Task details:
Transcribe the rows that start with the line containing "bar (294, 359, 304, 386)" and end with the line containing "data-label-box (614, 179, 654, 192)", including both of those lines.

* start Data excerpts *

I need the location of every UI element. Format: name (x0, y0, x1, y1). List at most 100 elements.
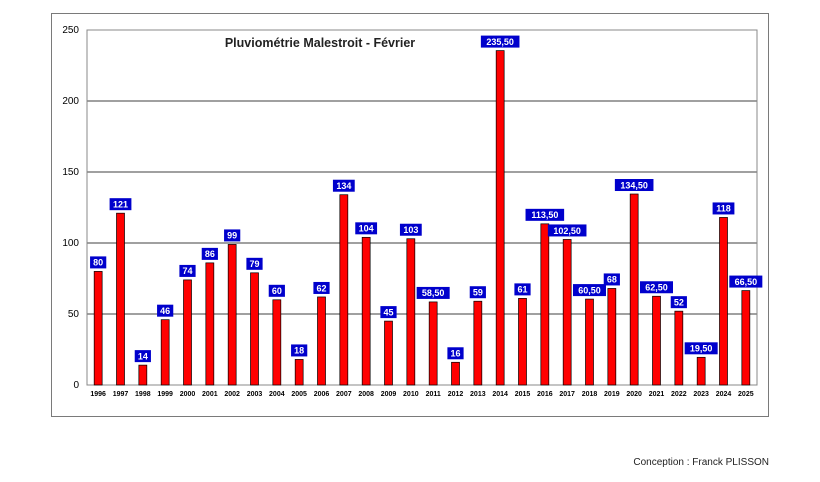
bar (294, 359, 304, 386)
bar (518, 298, 527, 386)
x-tick-label: 1996 (90, 391, 106, 398)
bar (116, 212, 125, 386)
data-label: 18 (294, 346, 304, 356)
data-label: 80 (93, 258, 103, 268)
data-label-box (179, 264, 196, 277)
x-tick-label: 2011 (426, 391, 441, 398)
x-tick-label: 2015 (515, 391, 531, 398)
x-tick-label: 2024 (716, 391, 732, 398)
credit-text: Conception : Franck PLISSON (633, 457, 769, 468)
data-label: 59 (473, 288, 483, 298)
x-tick-label: 2021 (649, 391, 665, 398)
data-label: 74 (182, 266, 192, 276)
bar (562, 239, 572, 386)
data-label: 62,50 (645, 283, 668, 293)
plot-area (86, 29, 758, 386)
y-tick-label: 100 (62, 238, 79, 249)
data-label-box (447, 347, 464, 360)
data-label: 61 (517, 285, 527, 295)
data-label: 58,50 (422, 288, 445, 298)
x-tick-label: 2009 (381, 391, 397, 398)
bar (719, 217, 728, 386)
bar (674, 310, 684, 386)
data-label-box (614, 179, 654, 192)
x-tick-label: 2018 (582, 391, 598, 398)
data-label: 62 (316, 283, 326, 293)
bar (227, 244, 237, 386)
x-tick-label: 1998 (135, 391, 151, 398)
data-label-box (313, 281, 330, 294)
data-label-box (201, 247, 218, 260)
data-label-box (90, 256, 107, 269)
data-label-box (109, 198, 132, 211)
x-tick-label: 2020 (626, 391, 642, 398)
y-tick-label: 150 (62, 167, 79, 178)
x-tick-label: 2013 (470, 391, 486, 398)
chart-title: Pluviométrie Malestroit - Février (225, 36, 415, 50)
data-label-box (246, 257, 263, 270)
x-tick-label: 2007 (336, 391, 352, 398)
data-label: 99 (227, 231, 237, 241)
data-label: 66,50 (735, 277, 758, 287)
data-label: 19,50 (690, 344, 713, 354)
data-label: 134,50 (620, 180, 648, 190)
data-label-box (399, 223, 422, 236)
data-label-box (670, 296, 687, 309)
data-label-box (134, 350, 151, 363)
bar (473, 300, 483, 386)
bar (540, 223, 550, 386)
data-label-box (573, 284, 606, 297)
x-tick-label: 2000 (180, 391, 196, 398)
bar (406, 238, 416, 386)
data-label-box (380, 306, 397, 319)
data-label-box (480, 35, 520, 48)
bar (183, 279, 192, 386)
data-label: 118 (716, 204, 731, 214)
data-label: 60 (272, 286, 282, 296)
data-label: 134 (336, 181, 351, 191)
data-label-box (416, 286, 450, 299)
bar (495, 50, 505, 386)
x-tick-label: 2019 (604, 391, 620, 398)
x-tick-label: 2001 (202, 391, 218, 398)
data-label: 14 (138, 351, 148, 361)
x-tick-label: 2016 (537, 391, 553, 398)
data-label: 16 (450, 349, 460, 359)
x-tick-label: 2025 (738, 391, 754, 398)
data-label-box (603, 273, 620, 286)
bar (451, 361, 460, 386)
bar (93, 271, 103, 386)
bar (607, 288, 617, 386)
data-label-box (224, 229, 241, 242)
bar (384, 320, 393, 386)
y-tick-label: 200 (62, 96, 79, 107)
bar (741, 290, 751, 386)
x-tick-label: 2012 (448, 391, 464, 398)
data-label-box (332, 179, 355, 192)
bar (696, 356, 706, 386)
data-label: 121 (113, 199, 128, 209)
chart-svg: 0 50 100 150 200 250 Pluviométrie Malestroit -… (62, 25, 763, 398)
x-tick-label: 2005 (291, 391, 307, 398)
x-tick-label: 2010 (403, 391, 419, 398)
x-tick-label: 2022 (671, 391, 687, 398)
data-label-box (268, 284, 285, 297)
x-tick-label: 2023 (693, 391, 709, 398)
data-label: 46 (160, 306, 170, 316)
data-label-box (514, 283, 531, 296)
x-tick-label: 1999 (157, 391, 173, 398)
bar (205, 262, 215, 386)
bar (585, 298, 594, 386)
data-label: 79 (249, 259, 259, 269)
data-label: 104 (359, 224, 374, 234)
y-tick-label: 50 (68, 309, 80, 320)
x-tick-label: 2017 (559, 391, 575, 398)
data-label: 45 (383, 307, 393, 317)
data-label: 102,50 (553, 226, 581, 236)
data-label-box (729, 275, 763, 288)
bar (361, 236, 371, 386)
x-tick-label: 2006 (314, 391, 330, 398)
bar (250, 272, 259, 386)
data-label-box (640, 281, 673, 294)
data-label-box (291, 344, 308, 357)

* end Data excerpts *

Solution for this task:
bar (294, 359, 304, 386)
bar (518, 298, 527, 386)
x-tick-label: 1996 (90, 391, 106, 398)
bar (116, 212, 125, 386)
data-label: 18 (294, 346, 304, 356)
data-label: 80 (93, 258, 103, 268)
data-label-box (179, 264, 196, 277)
x-tick-label: 2011 (426, 391, 441, 398)
x-tick-label: 2015 (515, 391, 531, 398)
x-tick-label: 2024 (716, 391, 732, 398)
credit-text: Conception : Franck PLISSON (633, 457, 769, 468)
data-label: 59 (473, 288, 483, 298)
x-tick-label: 2021 (649, 391, 665, 398)
data-label: 74 (182, 266, 192, 276)
bar (562, 239, 572, 386)
data-label: 62,50 (645, 283, 668, 293)
plot-area (86, 29, 758, 386)
y-tick-label: 100 (62, 238, 79, 249)
data-label-box (447, 347, 464, 360)
data-label: 61 (517, 285, 527, 295)
data-label: 58,50 (422, 288, 445, 298)
x-tick-label: 2009 (381, 391, 397, 398)
bar (719, 217, 728, 386)
bar (674, 310, 684, 386)
data-label-box (614, 179, 654, 192)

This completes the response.